**PROBLEM DETAILS:** Below are some entries. Output each one exactly as it appears.

-------- PROVIDED DATA

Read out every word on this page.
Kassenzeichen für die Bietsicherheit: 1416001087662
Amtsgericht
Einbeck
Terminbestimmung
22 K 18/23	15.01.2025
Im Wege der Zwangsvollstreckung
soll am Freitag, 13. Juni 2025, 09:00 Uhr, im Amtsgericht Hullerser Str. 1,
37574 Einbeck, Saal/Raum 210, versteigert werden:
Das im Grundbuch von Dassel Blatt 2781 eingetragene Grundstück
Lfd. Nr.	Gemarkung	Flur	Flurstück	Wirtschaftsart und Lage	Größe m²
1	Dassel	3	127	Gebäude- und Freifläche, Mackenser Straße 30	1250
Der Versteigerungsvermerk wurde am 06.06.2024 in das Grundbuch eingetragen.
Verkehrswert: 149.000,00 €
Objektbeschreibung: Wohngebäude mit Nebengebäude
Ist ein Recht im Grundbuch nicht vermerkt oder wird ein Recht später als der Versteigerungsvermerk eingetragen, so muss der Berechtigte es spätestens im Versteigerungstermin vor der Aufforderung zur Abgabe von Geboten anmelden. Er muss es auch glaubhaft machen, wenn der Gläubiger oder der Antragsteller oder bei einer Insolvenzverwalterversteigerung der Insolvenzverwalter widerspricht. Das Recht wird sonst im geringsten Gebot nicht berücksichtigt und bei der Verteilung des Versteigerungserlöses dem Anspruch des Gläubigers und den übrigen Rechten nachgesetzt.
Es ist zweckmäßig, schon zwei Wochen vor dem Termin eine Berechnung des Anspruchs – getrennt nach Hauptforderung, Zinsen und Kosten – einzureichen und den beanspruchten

----------------

**CORRECT ANSWER:**
Read out every word on this page.
Kassenzeichen für die Bietsicherheit: 1416001087662
Amtsgericht
Einbeck
Terminbestimmung
22 K 18/23	15.01.2025
Im Wege der Zwangsvollstreckung
soll am Freitag, 13. Juni 2025, 09:00 Uhr, im Amtsgericht Hullerser Str. 1,
37574 Einbeck, Saal/Raum 210, versteigert werden:
Das im Grundbuch von Dassel Blatt 2781 eingetragene Grundstück
Lfd. Nr.	Gemarkung	Flur	Flurstück	Wirtschaftsart und Lage	Größe m²
1	Dassel	3	127	Gebäude- und Freifläche, Mackenser Straße 30	1250
Der Versteigerungsvermerk wurde am 06.06.2024 in das Grundbuch eingetragen.
Verkehrswert: 149.000,00 €
Objektbeschreibung: Wohngebäude mit Nebengebäude
Ist ein Recht im Grundbuch nicht vermerkt oder wird ein Recht später als der Versteigerungsvermerk eingetragen, so muss der Berechtigte es spätestens im Versteigerungstermin vor der Aufforderung zur Abgabe von Geboten anmelden. Er muss es auch glaubhaft machen, wenn der Gläubiger oder der Antragsteller oder bei einer Insolvenzverwalterversteigerung der Insolvenzverwalter widerspricht. Das Recht wird sonst im geringsten Gebot nicht berücksichtigt und bei der Verteilung des Versteigerungserlöses dem Anspruch des Gläubigers und den übrigen Rechten nachgesetzt.
Es ist zweckmäßig, schon zwei Wochen vor dem Termin eine Berechnung des Anspruchs – getrennt nach Hauptforderung, Zinsen und Kosten – einzureichen und den beanspruchten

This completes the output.